▶ _LISTED ENTRIES_:
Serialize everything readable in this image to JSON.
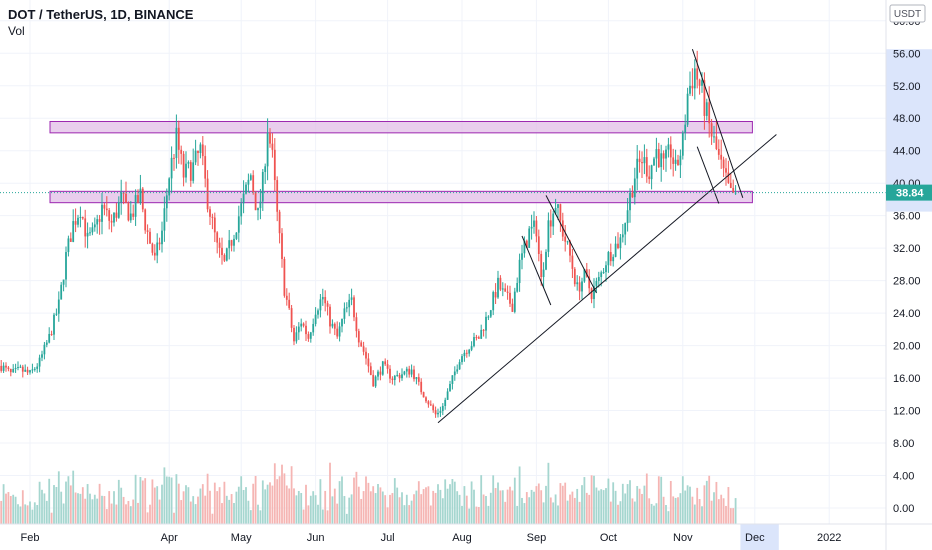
{
  "header": {
    "symbol_line": "DOT / TetherUS, 1D, BINANCE",
    "volume_label": "Vol"
  },
  "currency_label": "USDT",
  "colors": {
    "up": "#26a69a",
    "down": "#ef5350",
    "band_fill": "#e1bee7",
    "band_stroke": "#9c27b0",
    "price_tag": "#26a69a",
    "axis_highlight": "#dbe5fb",
    "volume_up": "#a5d6cf",
    "volume_down": "#f5b5b3"
  },
  "chart_data": {
    "type": "candlestick",
    "title": "DOT / TetherUS, 1D, BINANCE",
    "last_price": 38.84,
    "y_axis": {
      "range": [
        -1.5,
        61.5
      ],
      "ticks": [
        "60.00",
        "56.00",
        "52.00",
        "48.00",
        "44.00",
        "40.00",
        "36.00",
        "32.00",
        "28.00",
        "24.00",
        "20.00",
        "16.00",
        "12.00",
        "8.00",
        "4.00",
        "0.00"
      ]
    },
    "x_axis": {
      "labels": [
        {
          "label": "Feb",
          "day": 0
        },
        {
          "label": "Apr",
          "day": 58
        },
        {
          "label": "May",
          "day": 88
        },
        {
          "label": "Jun",
          "day": 119
        },
        {
          "label": "Jul",
          "day": 149
        },
        {
          "label": "Aug",
          "day": 180
        },
        {
          "label": "Sep",
          "day": 211
        },
        {
          "label": "Oct",
          "day": 241
        },
        {
          "label": "Nov",
          "day": 272
        },
        {
          "label": "Dec",
          "day": 302
        },
        {
          "label": "2022",
          "day": 333
        }
      ],
      "highlight_days": [
        296,
        312
      ]
    },
    "price_path": [
      {
        "day": -12,
        "price": 17.5
      },
      {
        "day": -8,
        "price": 16.5
      },
      {
        "day": -4,
        "price": 17.0
      },
      {
        "day": 0,
        "price": 16.5
      },
      {
        "day": 4,
        "price": 18.0
      },
      {
        "day": 8,
        "price": 21.0
      },
      {
        "day": 12,
        "price": 25.0
      },
      {
        "day": 15,
        "price": 31.0
      },
      {
        "day": 18,
        "price": 35.0
      },
      {
        "day": 21,
        "price": 37.0
      },
      {
        "day": 24,
        "price": 33.0
      },
      {
        "day": 27,
        "price": 34.0
      },
      {
        "day": 30,
        "price": 37.0
      },
      {
        "day": 34,
        "price": 35.0
      },
      {
        "day": 38,
        "price": 38.0
      },
      {
        "day": 42,
        "price": 36.0
      },
      {
        "day": 46,
        "price": 38.5
      },
      {
        "day": 48,
        "price": 35.0
      },
      {
        "day": 52,
        "price": 30.5
      },
      {
        "day": 55,
        "price": 34.0
      },
      {
        "day": 58,
        "price": 41.0
      },
      {
        "day": 61,
        "price": 45.5
      },
      {
        "day": 64,
        "price": 41.0
      },
      {
        "day": 68,
        "price": 42.0
      },
      {
        "day": 71,
        "price": 44.0
      },
      {
        "day": 74,
        "price": 38.0
      },
      {
        "day": 78,
        "price": 32.0
      },
      {
        "day": 81,
        "price": 30.0
      },
      {
        "day": 85,
        "price": 34.0
      },
      {
        "day": 88,
        "price": 37.0
      },
      {
        "day": 92,
        "price": 41.0
      },
      {
        "day": 95,
        "price": 36.0
      },
      {
        "day": 97,
        "price": 40.0
      },
      {
        "day": 99,
        "price": 47.0
      },
      {
        "day": 101,
        "price": 43.0
      },
      {
        "day": 103,
        "price": 36.0
      },
      {
        "day": 106,
        "price": 27.0
      },
      {
        "day": 108,
        "price": 24.0
      },
      {
        "day": 110,
        "price": 20.5
      },
      {
        "day": 113,
        "price": 23.0
      },
      {
        "day": 116,
        "price": 21.0
      },
      {
        "day": 119,
        "price": 24.5
      },
      {
        "day": 122,
        "price": 26.0
      },
      {
        "day": 125,
        "price": 23.0
      },
      {
        "day": 128,
        "price": 21.0
      },
      {
        "day": 131,
        "price": 24.0
      },
      {
        "day": 134,
        "price": 25.5
      },
      {
        "day": 137,
        "price": 21.0
      },
      {
        "day": 140,
        "price": 18.5
      },
      {
        "day": 143,
        "price": 15.5
      },
      {
        "day": 147,
        "price": 17.5
      },
      {
        "day": 151,
        "price": 16.0
      },
      {
        "day": 155,
        "price": 16.5
      },
      {
        "day": 159,
        "price": 17.0
      },
      {
        "day": 163,
        "price": 14.5
      },
      {
        "day": 166,
        "price": 13.0
      },
      {
        "day": 169,
        "price": 11.5
      },
      {
        "day": 172,
        "price": 12.5
      },
      {
        "day": 175,
        "price": 15.0
      },
      {
        "day": 179,
        "price": 18.5
      },
      {
        "day": 183,
        "price": 20.0
      },
      {
        "day": 187,
        "price": 21.0
      },
      {
        "day": 191,
        "price": 24.0
      },
      {
        "day": 195,
        "price": 27.5
      },
      {
        "day": 198,
        "price": 26.0
      },
      {
        "day": 201,
        "price": 25.0
      },
      {
        "day": 204,
        "price": 30.0
      },
      {
        "day": 208,
        "price": 34.0
      },
      {
        "day": 211,
        "price": 34.5
      },
      {
        "day": 213,
        "price": 28.0
      },
      {
        "day": 216,
        "price": 35.0
      },
      {
        "day": 219,
        "price": 37.5
      },
      {
        "day": 222,
        "price": 34.0
      },
      {
        "day": 225,
        "price": 31.0
      },
      {
        "day": 228,
        "price": 27.0
      },
      {
        "day": 231,
        "price": 28.5
      },
      {
        "day": 234,
        "price": 26.5
      },
      {
        "day": 237,
        "price": 28.0
      },
      {
        "day": 240,
        "price": 30.5
      },
      {
        "day": 243,
        "price": 32.0
      },
      {
        "day": 246,
        "price": 33.0
      },
      {
        "day": 249,
        "price": 37.0
      },
      {
        "day": 252,
        "price": 41.0
      },
      {
        "day": 255,
        "price": 43.0
      },
      {
        "day": 258,
        "price": 41.5
      },
      {
        "day": 261,
        "price": 44.0
      },
      {
        "day": 264,
        "price": 42.0
      },
      {
        "day": 267,
        "price": 44.0
      },
      {
        "day": 269,
        "price": 41.5
      },
      {
        "day": 272,
        "price": 45.0
      },
      {
        "day": 274,
        "price": 51.0
      },
      {
        "day": 277,
        "price": 54.0
      },
      {
        "day": 280,
        "price": 51.0
      },
      {
        "day": 283,
        "price": 47.0
      },
      {
        "day": 286,
        "price": 44.0
      },
      {
        "day": 289,
        "price": 41.0
      },
      {
        "day": 292,
        "price": 38.5
      },
      {
        "day": 294,
        "price": 38.84
      }
    ],
    "horizontal_bands": [
      {
        "low": 46.2,
        "high": 47.6,
        "day_start": -12,
        "day_end": 301
      },
      {
        "low": 37.6,
        "high": 39.0,
        "day_start": -12,
        "day_end": 301
      }
    ],
    "trend_lines": [
      {
        "from": {
          "day": 170,
          "price": 10.5
        },
        "to": {
          "day": 311,
          "price": 46.0
        }
      },
      {
        "from": {
          "day": 215,
          "price": 38.5
        },
        "to": {
          "day": 236,
          "price": 26.5
        }
      },
      {
        "from": {
          "day": 205,
          "price": 33.5
        },
        "to": {
          "day": 217,
          "price": 25.0
        }
      },
      {
        "from": {
          "day": 276,
          "price": 56.5
        },
        "to": {
          "day": 297,
          "price": 38.2
        }
      },
      {
        "from": {
          "day": 278,
          "price": 44.5
        },
        "to": {
          "day": 287,
          "price": 37.5
        }
      }
    ],
    "volume_axis": "shared with price axis",
    "last_price_tag": "38.84"
  }
}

▶ _EXERCISE AIM_:
Repeat the data above exactly, but not the pictures.

▶ _RESULT OF THIS TASK_:
Serialize everything readable in this image to JSON.
{
  "header": {
    "symbol_line": "DOT / TetherUS, 1D, BINANCE",
    "volume_label": "Vol"
  },
  "currency_label": "USDT",
  "colors": {
    "up": "#26a69a",
    "down": "#ef5350",
    "band_fill": "#e1bee7",
    "band_stroke": "#9c27b0",
    "price_tag": "#26a69a",
    "axis_highlight": "#dbe5fb",
    "volume_up": "#a5d6cf",
    "volume_down": "#f5b5b3"
  },
  "chart_data": {
    "type": "candlestick",
    "title": "DOT / TetherUS, 1D, BINANCE",
    "last_price": 38.84,
    "y_axis": {
      "range": [
        -1.5,
        61.5
      ],
      "ticks": [
        "60.00",
        "56.00",
        "52.00",
        "48.00",
        "44.00",
        "40.00",
        "36.00",
        "32.00",
        "28.00",
        "24.00",
        "20.00",
        "16.00",
        "12.00",
        "8.00",
        "4.00",
        "0.00"
      ]
    },
    "x_axis": {
      "labels": [
        {
          "label": "Feb",
          "day": 0
        },
        {
          "label": "Apr",
          "day": 58
        },
        {
          "label": "May",
          "day": 88
        },
        {
          "label": "Jun",
          "day": 119
        },
        {
          "label": "Jul",
          "day": 149
        },
        {
          "label": "Aug",
          "day": 180
        },
        {
          "label": "Sep",
          "day": 211
        },
        {
          "label": "Oct",
          "day": 241
        },
        {
          "label": "Nov",
          "day": 272
        },
        {
          "label": "Dec",
          "day": 302
        },
        {
          "label": "2022",
          "day": 333
        }
      ],
      "highlight_days": [
        296,
        312
      ]
    },
    "price_path": [
      {
        "day": -12,
        "price": 17.5
      },
      {
        "day": -8,
        "price": 16.5
      },
      {
        "day": -4,
        "price": 17.0
      },
      {
        "day": 0,
        "price": 16.5
      },
      {
        "day": 4,
        "price": 18.0
      },
      {
        "day": 8,
        "price": 21.0
      },
      {
        "day": 12,
        "price": 25.0
      },
      {
        "day": 15,
        "price": 31.0
      },
      {
        "day": 18,
        "price": 35.0
      },
      {
        "day": 21,
        "price": 37.0
      },
      {
        "day": 24,
        "price": 33.0
      },
      {
        "day": 27,
        "price": 34.0
      },
      {
        "day": 30,
        "price": 37.0
      },
      {
        "day": 34,
        "price": 35.0
      },
      {
        "day": 38,
        "price": 38.0
      },
      {
        "day": 42,
        "price": 36.0
      },
      {
        "day": 46,
        "price": 38.5
      },
      {
        "day": 48,
        "price": 35.0
      },
      {
        "day": 52,
        "price": 30.5
      },
      {
        "day": 55,
        "price": 34.0
      },
      {
        "day": 58,
        "price": 41.0
      },
      {
        "day": 61,
        "price": 45.5
      },
      {
        "day": 64,
        "price": 41.0
      },
      {
        "day": 68,
        "price": 42.0
      },
      {
        "day": 71,
        "price": 44.0
      },
      {
        "day": 74,
        "price": 38.0
      },
      {
        "day": 78,
        "price": 32.0
      },
      {
        "day": 81,
        "price": 30.0
      },
      {
        "day": 85,
        "price": 34.0
      },
      {
        "day": 88,
        "price": 37.0
      },
      {
        "day": 92,
        "price": 41.0
      },
      {
        "day": 95,
        "price": 36.0
      },
      {
        "day": 97,
        "price": 40.0
      },
      {
        "day": 99,
        "price": 47.0
      },
      {
        "day": 101,
        "price": 43.0
      },
      {
        "day": 103,
        "price": 36.0
      },
      {
        "day": 106,
        "price": 27.0
      },
      {
        "day": 108,
        "price": 24.0
      },
      {
        "day": 110,
        "price": 20.5
      },
      {
        "day": 113,
        "price": 23.0
      },
      {
        "day": 116,
        "price": 21.0
      },
      {
        "day": 119,
        "price": 24.5
      },
      {
        "day": 122,
        "price": 26.0
      },
      {
        "day": 125,
        "price": 23.0
      },
      {
        "day": 128,
        "price": 21.0
      },
      {
        "day": 131,
        "price": 24.0
      },
      {
        "day": 134,
        "price": 25.5
      },
      {
        "day": 137,
        "price": 21.0
      },
      {
        "day": 140,
        "price": 18.5
      },
      {
        "day": 143,
        "price": 15.5
      },
      {
        "day": 147,
        "price": 17.5
      },
      {
        "day": 151,
        "price": 16.0
      },
      {
        "day": 155,
        "price": 16.5
      },
      {
        "day": 159,
        "price": 17.0
      },
      {
        "day": 163,
        "price": 14.5
      },
      {
        "day": 166,
        "price": 13.0
      },
      {
        "day": 169,
        "price": 11.5
      },
      {
        "day": 172,
        "price": 12.5
      },
      {
        "day": 175,
        "price": 15.0
      },
      {
        "day": 179,
        "price": 18.5
      },
      {
        "day": 183,
        "price": 20.0
      },
      {
        "day": 187,
        "price": 21.0
      },
      {
        "day": 191,
        "price": 24.0
      },
      {
        "day": 195,
        "price": 27.5
      },
      {
        "day": 198,
        "price": 26.0
      },
      {
        "day": 201,
        "price": 25.0
      },
      {
        "day": 204,
        "price": 30.0
      },
      {
        "day": 208,
        "price": 34.0
      },
      {
        "day": 211,
        "price": 34.5
      },
      {
        "day": 213,
        "price": 28.0
      },
      {
        "day": 216,
        "price": 35.0
      },
      {
        "day": 219,
        "price": 37.5
      },
      {
        "day": 222,
        "price": 34.0
      },
      {
        "day": 225,
        "price": 31.0
      },
      {
        "day": 228,
        "price": 27.0
      },
      {
        "day": 231,
        "price": 28.5
      },
      {
        "day": 234,
        "price": 26.5
      },
      {
        "day": 237,
        "price": 28.0
      },
      {
        "day": 240,
        "price": 30.5
      },
      {
        "day": 243,
        "price": 32.0
      },
      {
        "day": 246,
        "price": 33.0
      },
      {
        "day": 249,
        "price": 37.0
      },
      {
        "day": 252,
        "price": 41.0
      },
      {
        "day": 255,
        "price": 43.0
      },
      {
        "day": 258,
        "price": 41.5
      },
      {
        "day": 261,
        "price": 44.0
      },
      {
        "day": 264,
        "price": 42.0
      },
      {
        "day": 267,
        "price": 44.0
      },
      {
        "day": 269,
        "price": 41.5
      },
      {
        "day": 272,
        "price": 45.0
      },
      {
        "day": 274,
        "price": 51.0
      },
      {
        "day": 277,
        "price": 54.0
      },
      {
        "day": 280,
        "price": 51.0
      },
      {
        "day": 283,
        "price": 47.0
      },
      {
        "day": 286,
        "price": 44.0
      },
      {
        "day": 289,
        "price": 41.0
      },
      {
        "day": 292,
        "price": 38.5
      },
      {
        "day": 294,
        "price": 38.84
      }
    ],
    "horizontal_bands": [
      {
        "low": 46.2,
        "high": 47.6,
        "day_start": -12,
        "day_end": 301
      },
      {
        "low": 37.6,
        "high": 39.0,
        "day_start": -12,
        "day_end": 301
      }
    ],
    "trend_lines": [
      {
        "from": {
          "day": 170,
          "price": 10.5
        },
        "to": {
          "day": 311,
          "price": 46.0
        }
      },
      {
        "from": {
          "day": 215,
          "price": 38.5
        },
        "to": {
          "day": 236,
          "price": 26.5
        }
      },
      {
        "from": {
          "day": 205,
          "price": 33.5
        },
        "to": {
          "day": 217,
          "price": 25.0
        }
      },
      {
        "from": {
          "day": 276,
          "price": 56.5
        },
        "to": {
          "day": 297,
          "price": 38.2
        }
      },
      {
        "from": {
          "day": 278,
          "price": 44.5
        },
        "to": {
          "day": 287,
          "price": 37.5
        }
      }
    ],
    "volume_axis": "shared with price axis",
    "last_price_tag": "38.84"
  }
}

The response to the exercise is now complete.